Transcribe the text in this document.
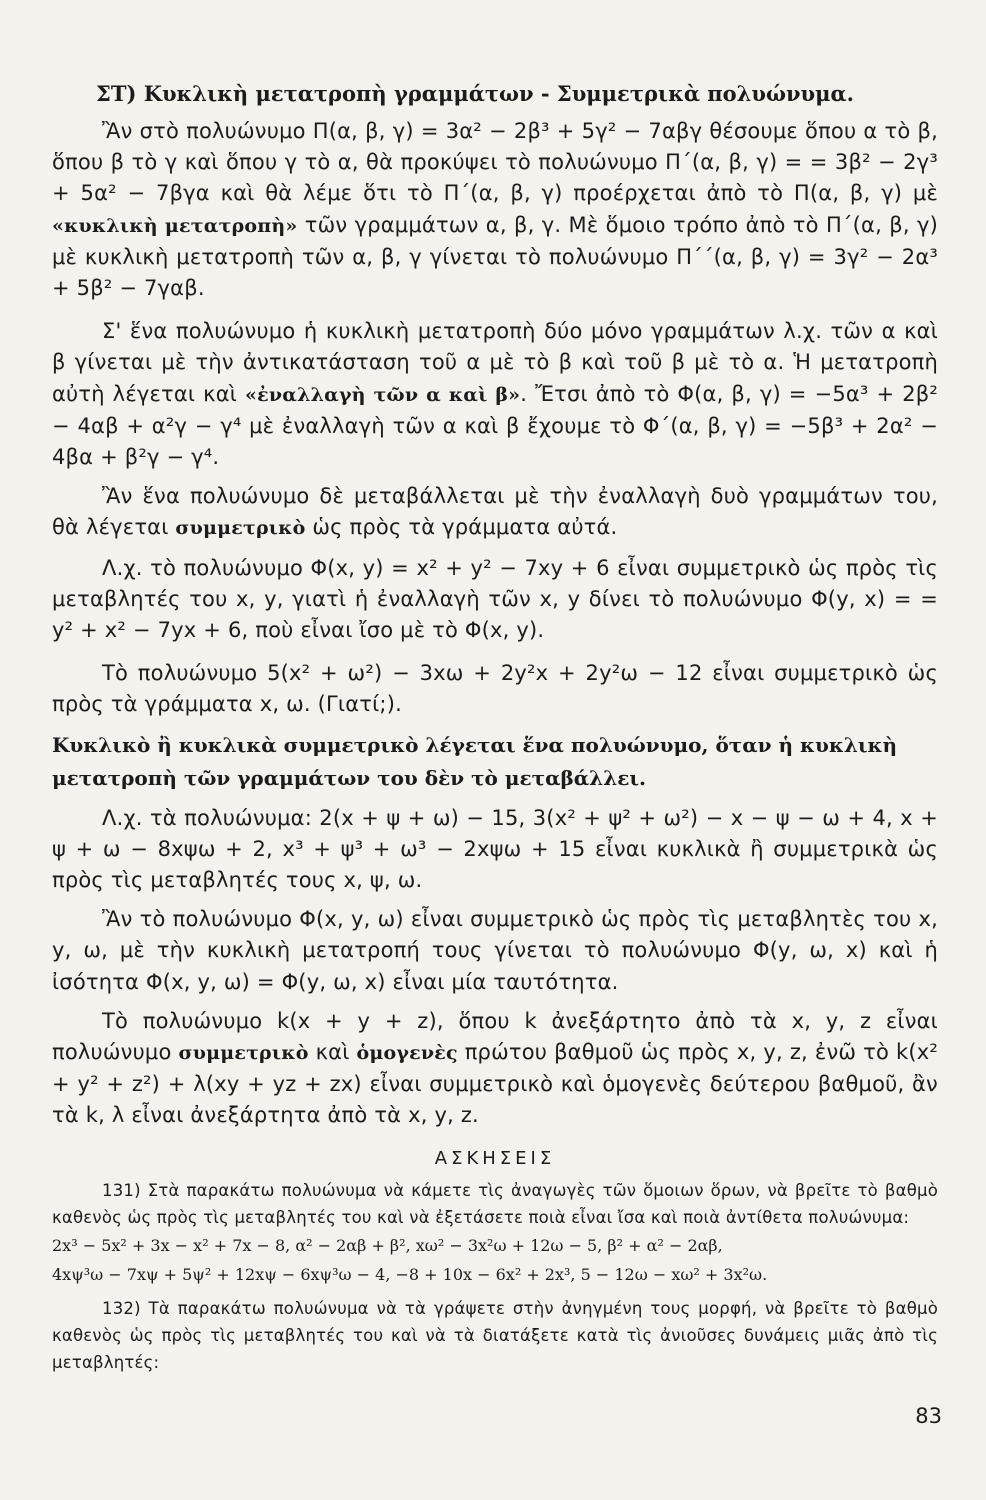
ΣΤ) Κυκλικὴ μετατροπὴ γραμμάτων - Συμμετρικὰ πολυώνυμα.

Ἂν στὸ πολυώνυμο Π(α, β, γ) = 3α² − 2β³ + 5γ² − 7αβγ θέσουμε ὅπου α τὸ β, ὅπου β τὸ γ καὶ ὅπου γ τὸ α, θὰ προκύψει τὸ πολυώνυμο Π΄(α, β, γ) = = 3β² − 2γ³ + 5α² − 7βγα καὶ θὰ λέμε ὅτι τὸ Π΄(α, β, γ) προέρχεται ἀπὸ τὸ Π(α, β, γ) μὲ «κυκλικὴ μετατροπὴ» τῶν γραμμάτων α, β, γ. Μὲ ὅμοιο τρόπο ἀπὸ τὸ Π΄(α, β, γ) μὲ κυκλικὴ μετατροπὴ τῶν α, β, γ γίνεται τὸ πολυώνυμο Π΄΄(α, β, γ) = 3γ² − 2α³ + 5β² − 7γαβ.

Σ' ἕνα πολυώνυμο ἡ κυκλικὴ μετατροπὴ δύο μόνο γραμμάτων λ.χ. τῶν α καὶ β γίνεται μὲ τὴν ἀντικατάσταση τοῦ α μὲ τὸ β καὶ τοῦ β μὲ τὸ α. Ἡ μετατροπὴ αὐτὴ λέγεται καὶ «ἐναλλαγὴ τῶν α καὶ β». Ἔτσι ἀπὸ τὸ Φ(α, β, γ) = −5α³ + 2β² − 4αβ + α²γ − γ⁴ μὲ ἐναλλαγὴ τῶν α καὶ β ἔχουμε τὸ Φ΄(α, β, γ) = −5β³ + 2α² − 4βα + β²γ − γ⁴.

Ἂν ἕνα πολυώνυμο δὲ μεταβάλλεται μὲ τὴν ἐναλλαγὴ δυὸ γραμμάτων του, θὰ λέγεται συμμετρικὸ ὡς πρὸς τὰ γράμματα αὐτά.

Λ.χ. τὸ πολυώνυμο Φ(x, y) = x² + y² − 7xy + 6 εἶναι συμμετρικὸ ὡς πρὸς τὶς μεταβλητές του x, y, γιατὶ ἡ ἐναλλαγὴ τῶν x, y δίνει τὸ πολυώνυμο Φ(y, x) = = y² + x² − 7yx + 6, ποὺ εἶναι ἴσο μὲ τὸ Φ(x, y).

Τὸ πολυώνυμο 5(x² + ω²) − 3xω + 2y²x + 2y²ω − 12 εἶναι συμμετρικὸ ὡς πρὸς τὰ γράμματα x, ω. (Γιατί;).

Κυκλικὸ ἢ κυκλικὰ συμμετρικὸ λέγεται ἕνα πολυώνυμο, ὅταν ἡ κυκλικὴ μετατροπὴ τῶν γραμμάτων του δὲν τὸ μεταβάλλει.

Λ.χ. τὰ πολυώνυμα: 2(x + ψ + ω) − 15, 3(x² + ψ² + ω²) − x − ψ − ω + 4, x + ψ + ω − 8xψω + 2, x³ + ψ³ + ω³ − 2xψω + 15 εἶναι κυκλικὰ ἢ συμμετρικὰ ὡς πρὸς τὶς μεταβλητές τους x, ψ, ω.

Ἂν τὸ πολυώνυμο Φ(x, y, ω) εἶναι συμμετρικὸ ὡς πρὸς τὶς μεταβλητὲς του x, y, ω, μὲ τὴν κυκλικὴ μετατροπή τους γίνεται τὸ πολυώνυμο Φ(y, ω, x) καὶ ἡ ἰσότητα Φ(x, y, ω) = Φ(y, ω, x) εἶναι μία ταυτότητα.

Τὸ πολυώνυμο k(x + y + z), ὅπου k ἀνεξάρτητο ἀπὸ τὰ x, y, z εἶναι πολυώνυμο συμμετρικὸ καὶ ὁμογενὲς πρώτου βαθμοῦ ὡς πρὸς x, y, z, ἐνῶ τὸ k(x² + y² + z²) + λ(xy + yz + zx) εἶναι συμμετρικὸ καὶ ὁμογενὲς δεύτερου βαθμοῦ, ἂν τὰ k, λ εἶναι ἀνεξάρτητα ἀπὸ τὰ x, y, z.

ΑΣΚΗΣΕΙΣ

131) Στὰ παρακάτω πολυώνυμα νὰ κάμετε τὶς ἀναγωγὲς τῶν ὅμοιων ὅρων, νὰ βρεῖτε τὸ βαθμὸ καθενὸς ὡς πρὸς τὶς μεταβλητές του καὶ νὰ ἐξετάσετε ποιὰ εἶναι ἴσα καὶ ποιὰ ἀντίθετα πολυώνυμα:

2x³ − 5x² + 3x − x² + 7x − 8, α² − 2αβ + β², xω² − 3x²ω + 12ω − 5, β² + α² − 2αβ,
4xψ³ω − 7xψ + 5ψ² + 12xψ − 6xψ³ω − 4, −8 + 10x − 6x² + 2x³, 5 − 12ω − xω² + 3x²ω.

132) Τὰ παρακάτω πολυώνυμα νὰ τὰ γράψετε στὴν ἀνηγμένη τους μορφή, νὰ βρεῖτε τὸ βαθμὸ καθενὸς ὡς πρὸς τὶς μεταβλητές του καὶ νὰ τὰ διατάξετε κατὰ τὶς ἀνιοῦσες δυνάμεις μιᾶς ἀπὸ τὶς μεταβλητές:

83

-- -- --

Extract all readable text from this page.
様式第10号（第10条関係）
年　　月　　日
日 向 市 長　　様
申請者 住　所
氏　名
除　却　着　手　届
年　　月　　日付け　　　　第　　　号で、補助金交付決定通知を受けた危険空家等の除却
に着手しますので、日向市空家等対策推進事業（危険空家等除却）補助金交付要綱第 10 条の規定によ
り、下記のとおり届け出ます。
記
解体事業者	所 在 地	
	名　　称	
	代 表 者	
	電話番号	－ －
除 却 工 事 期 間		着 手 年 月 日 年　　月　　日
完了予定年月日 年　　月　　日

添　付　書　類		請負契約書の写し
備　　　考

-- -- --

Each line that holds the word "τους" should be extracted from the records.

**EXERCISE ANSWER:**
Λ.χ. τὰ πολυώνυμα: 2(x + ψ + ω) − 15, 3(x² + ψ² + ω²) − x − ψ − ω + 4, x + ψ + ω − 8xψω + 2, x³ + ψ³ + ω³ − 2xψω + 15 εἶναι κυκλικὰ ἢ συμμετρικὰ ὡς πρὸς τὶς μεταβλητές τους x, ψ, ω.
Ἂν τὸ πολυώνυμο Φ(x, y, ω) εἶναι συμμετρικὸ ὡς πρὸς τὶς μεταβλητὲς του x, y, ω, μὲ τὴν κυκλικὴ μετατροπή τους γίνεται τὸ πολυώνυμο Φ(y, ω, x) καὶ ἡ ἰσότητα Φ(x, y, ω) = Φ(y, ω, x) εἶναι μία ταυτότητα.
132) Τὰ παρακάτω πολυώνυμα νὰ τὰ γράψετε στὴν ἀνηγμένη τους μορφή, νὰ βρεῖτε τὸ βαθμὸ καθενὸς ὡς πρὸς τὶς μεταβλητές του καὶ νὰ τὰ διατάξετε κατὰ τὶς ἀνιοῦσες δυνάμεις μιᾶς ἀπὸ τὶς μεταβλητές:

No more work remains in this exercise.